Task input:
- - -

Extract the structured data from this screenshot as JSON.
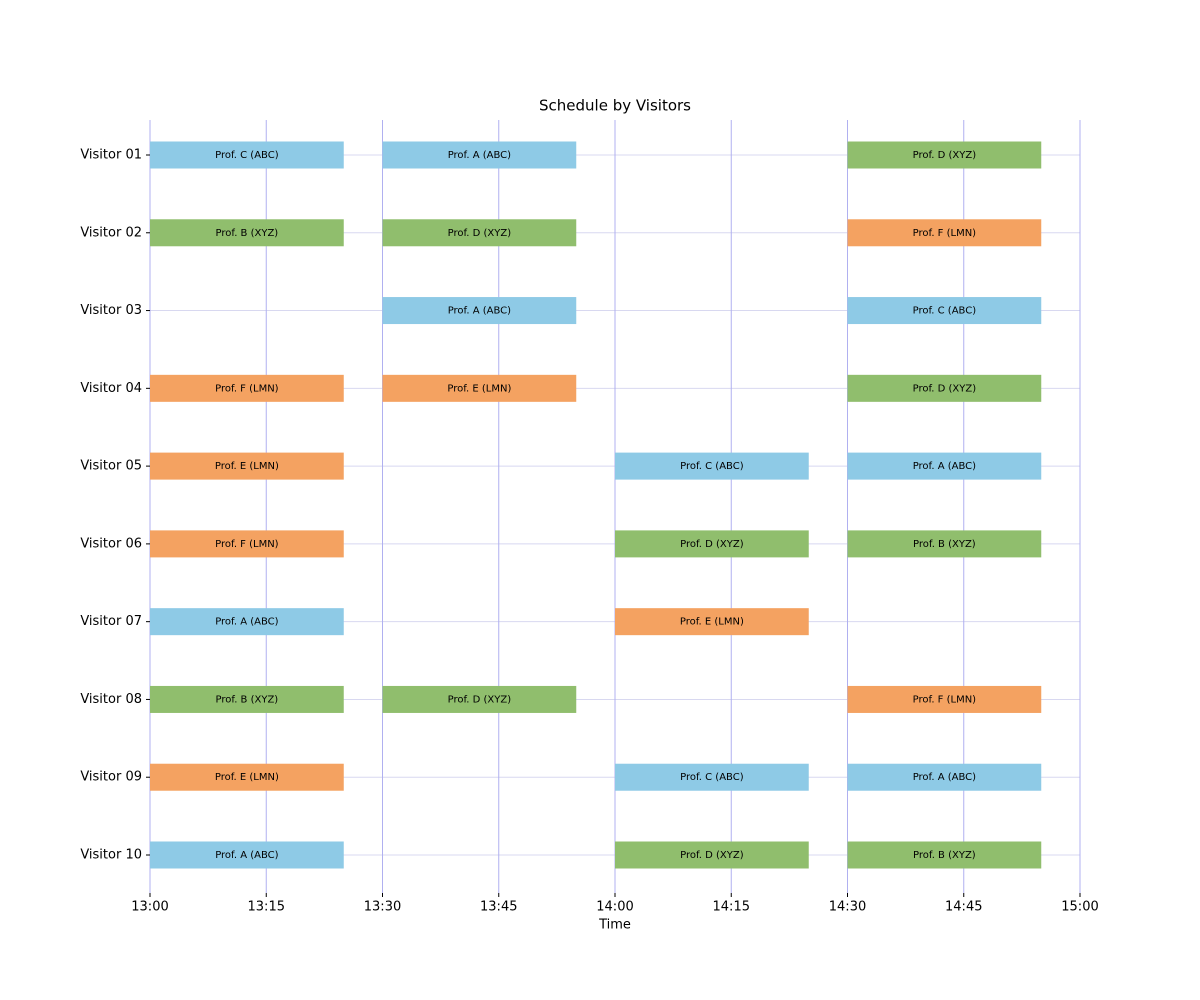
{
  "chart_data": {
    "type": "gantt",
    "title": "Schedule by Visitors",
    "x_label": "Time",
    "xlim": [
      780,
      900
    ],
    "xticks": [
      {
        "value": 780,
        "label": "13:00"
      },
      {
        "value": 795,
        "label": "13:15"
      },
      {
        "value": 810,
        "label": "13:30"
      },
      {
        "value": 825,
        "label": "13:45"
      },
      {
        "value": 840,
        "label": "14:00"
      },
      {
        "value": 855,
        "label": "14:15"
      },
      {
        "value": 870,
        "label": "14:30"
      },
      {
        "value": 885,
        "label": "14:45"
      },
      {
        "value": 900,
        "label": "15:00"
      }
    ],
    "grid": true,
    "rows": [
      {
        "name": "Visitor 01",
        "meetings": [
          {
            "label": "Prof. C (ABC)",
            "start": 780,
            "end": 805,
            "color": "#8ecae6"
          },
          {
            "label": "Prof. A (ABC)",
            "start": 810,
            "end": 835,
            "color": "#8ecae6"
          },
          {
            "label": "Prof. D (XYZ)",
            "start": 870,
            "end": 895,
            "color": "#90be6d"
          }
        ]
      },
      {
        "name": "Visitor 02",
        "meetings": [
          {
            "label": "Prof. B (XYZ)",
            "start": 780,
            "end": 805,
            "color": "#90be6d"
          },
          {
            "label": "Prof. D (XYZ)",
            "start": 810,
            "end": 835,
            "color": "#90be6d"
          },
          {
            "label": "Prof. F (LMN)",
            "start": 870,
            "end": 895,
            "color": "#f4a261"
          }
        ]
      },
      {
        "name": "Visitor 03",
        "meetings": [
          {
            "label": "Prof. A (ABC)",
            "start": 810,
            "end": 835,
            "color": "#8ecae6"
          },
          {
            "label": "Prof. C (ABC)",
            "start": 870,
            "end": 895,
            "color": "#8ecae6"
          }
        ]
      },
      {
        "name": "Visitor 04",
        "meetings": [
          {
            "label": "Prof. F (LMN)",
            "start": 780,
            "end": 805,
            "color": "#f4a261"
          },
          {
            "label": "Prof. E (LMN)",
            "start": 810,
            "end": 835,
            "color": "#f4a261"
          },
          {
            "label": "Prof. D (XYZ)",
            "start": 870,
            "end": 895,
            "color": "#90be6d"
          }
        ]
      },
      {
        "name": "Visitor 05",
        "meetings": [
          {
            "label": "Prof. E (LMN)",
            "start": 780,
            "end": 805,
            "color": "#f4a261"
          },
          {
            "label": "Prof. C (ABC)",
            "start": 840,
            "end": 865,
            "color": "#8ecae6"
          },
          {
            "label": "Prof. A (ABC)",
            "start": 870,
            "end": 895,
            "color": "#8ecae6"
          }
        ]
      },
      {
        "name": "Visitor 06",
        "meetings": [
          {
            "label": "Prof. F (LMN)",
            "start": 780,
            "end": 805,
            "color": "#f4a261"
          },
          {
            "label": "Prof. D (XYZ)",
            "start": 840,
            "end": 865,
            "color": "#90be6d"
          },
          {
            "label": "Prof. B (XYZ)",
            "start": 870,
            "end": 895,
            "color": "#90be6d"
          }
        ]
      },
      {
        "name": "Visitor 07",
        "meetings": [
          {
            "label": "Prof. A (ABC)",
            "start": 780,
            "end": 805,
            "color": "#8ecae6"
          },
          {
            "label": "Prof. E (LMN)",
            "start": 840,
            "end": 865,
            "color": "#f4a261"
          }
        ]
      },
      {
        "name": "Visitor 08",
        "meetings": [
          {
            "label": "Prof. B (XYZ)",
            "start": 780,
            "end": 805,
            "color": "#90be6d"
          },
          {
            "label": "Prof. D (XYZ)",
            "start": 810,
            "end": 835,
            "color": "#90be6d"
          },
          {
            "label": "Prof. F (LMN)",
            "start": 870,
            "end": 895,
            "color": "#f4a261"
          }
        ]
      },
      {
        "name": "Visitor 09",
        "meetings": [
          {
            "label": "Prof. E (LMN)",
            "start": 780,
            "end": 805,
            "color": "#f4a261"
          },
          {
            "label": "Prof. C (ABC)",
            "start": 840,
            "end": 865,
            "color": "#8ecae6"
          },
          {
            "label": "Prof. A (ABC)",
            "start": 870,
            "end": 895,
            "color": "#8ecae6"
          }
        ]
      },
      {
        "name": "Visitor 10",
        "meetings": [
          {
            "label": "Prof. A (ABC)",
            "start": 780,
            "end": 805,
            "color": "#8ecae6"
          },
          {
            "label": "Prof. D (XYZ)",
            "start": 840,
            "end": 865,
            "color": "#90be6d"
          },
          {
            "label": "Prof. B (XYZ)",
            "start": 870,
            "end": 895,
            "color": "#90be6d"
          }
        ]
      }
    ]
  }
}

- - -

Repeat the records in full, exactly as they appear, without the pictures.

Full solution:
Extract the structured data from this screenshot as JSON.
{
  "chart_data": {
    "type": "gantt",
    "title": "Schedule by Visitors",
    "x_label": "Time",
    "xlim": [
      780,
      900
    ],
    "xticks": [
      {
        "value": 780,
        "label": "13:00"
      },
      {
        "value": 795,
        "label": "13:15"
      },
      {
        "value": 810,
        "label": "13:30"
      },
      {
        "value": 825,
        "label": "13:45"
      },
      {
        "value": 840,
        "label": "14:00"
      },
      {
        "value": 855,
        "label": "14:15"
      },
      {
        "value": 870,
        "label": "14:30"
      },
      {
        "value": 885,
        "label": "14:45"
      },
      {
        "value": 900,
        "label": "15:00"
      }
    ],
    "grid": true,
    "rows": [
      {
        "name": "Visitor 01",
        "meetings": [
          {
            "label": "Prof. C (ABC)",
            "start": 780,
            "end": 805,
            "color": "#8ecae6"
          },
          {
            "label": "Prof. A (ABC)",
            "start": 810,
            "end": 835,
            "color": "#8ecae6"
          },
          {
            "label": "Prof. D (XYZ)",
            "start": 870,
            "end": 895,
            "color": "#90be6d"
          }
        ]
      },
      {
        "name": "Visitor 02",
        "meetings": [
          {
            "label": "Prof. B (XYZ)",
            "start": 780,
            "end": 805,
            "color": "#90be6d"
          },
          {
            "label": "Prof. D (XYZ)",
            "start": 810,
            "end": 835,
            "color": "#90be6d"
          },
          {
            "label": "Prof. F (LMN)",
            "start": 870,
            "end": 895,
            "color": "#f4a261"
          }
        ]
      },
      {
        "name": "Visitor 03",
        "meetings": [
          {
            "label": "Prof. A (ABC)",
            "start": 810,
            "end": 835,
            "color": "#8ecae6"
          },
          {
            "label": "Prof. C (ABC)",
            "start": 870,
            "end": 895,
            "color": "#8ecae6"
          }
        ]
      },
      {
        "name": "Visitor 04",
        "meetings": [
          {
            "label": "Prof. F (LMN)",
            "start": 780,
            "end": 805,
            "color": "#f4a261"
          },
          {
            "label": "Prof. E (LMN)",
            "start": 810,
            "end": 835,
            "color": "#f4a261"
          },
          {
            "label": "Prof. D (XYZ)",
            "start": 870,
            "end": 895,
            "color": "#90be6d"
          }
        ]
      },
      {
        "name": "Visitor 05",
        "meetings": [
          {
            "label": "Prof. E (LMN)",
            "start": 780,
            "end": 805,
            "color": "#f4a261"
          },
          {
            "label": "Prof. C (ABC)",
            "start": 840,
            "end": 865,
            "color": "#8ecae6"
          },
          {
            "label": "Prof. A (ABC)",
            "start": 870,
            "end": 895,
            "color": "#8ecae6"
          }
        ]
      },
      {
        "name": "Visitor 06",
        "meetings": [
          {
            "label": "Prof. F (LMN)",
            "start": 780,
            "end": 805,
            "color": "#f4a261"
          },
          {
            "label": "Prof. D (XYZ)",
            "start": 840,
            "end": 865,
            "color": "#90be6d"
          },
          {
            "label": "Prof. B (XYZ)",
            "start": 870,
            "end": 895,
            "color": "#90be6d"
          }
        ]
      },
      {
        "name": "Visitor 07",
        "meetings": [
          {
            "label": "Prof. A (ABC)",
            "start": 780,
            "end": 805,
            "color": "#8ecae6"
          },
          {
            "label": "Prof. E (LMN)",
            "start": 840,
            "end": 865,
            "color": "#f4a261"
          }
        ]
      },
      {
        "name": "Visitor 08",
        "meetings": [
          {
            "label": "Prof. B (XYZ)",
            "start": 780,
            "end": 805,
            "color": "#90be6d"
          },
          {
            "label": "Prof. D (XYZ)",
            "start": 810,
            "end": 835,
            "color": "#90be6d"
          },
          {
            "label": "Prof. F (LMN)",
            "start": 870,
            "end": 895,
            "color": "#f4a261"
          }
        ]
      },
      {
        "name": "Visitor 09",
        "meetings": [
          {
            "label": "Prof. E (LMN)",
            "start": 780,
            "end": 805,
            "color": "#f4a261"
          },
          {
            "label": "Prof. C (ABC)",
            "start": 840,
            "end": 865,
            "color": "#8ecae6"
          },
          {
            "label": "Prof. A (ABC)",
            "start": 870,
            "end": 895,
            "color": "#8ecae6"
          }
        ]
      },
      {
        "name": "Visitor 10",
        "meetings": [
          {
            "label": "Prof. A (ABC)",
            "start": 780,
            "end": 805,
            "color": "#8ecae6"
          },
          {
            "label": "Prof. D (XYZ)",
            "start": 840,
            "end": 865,
            "color": "#90be6d"
          },
          {
            "label": "Prof. B (XYZ)",
            "start": 870,
            "end": 895,
            "color": "#90be6d"
          }
        ]
      }
    ]
  }
}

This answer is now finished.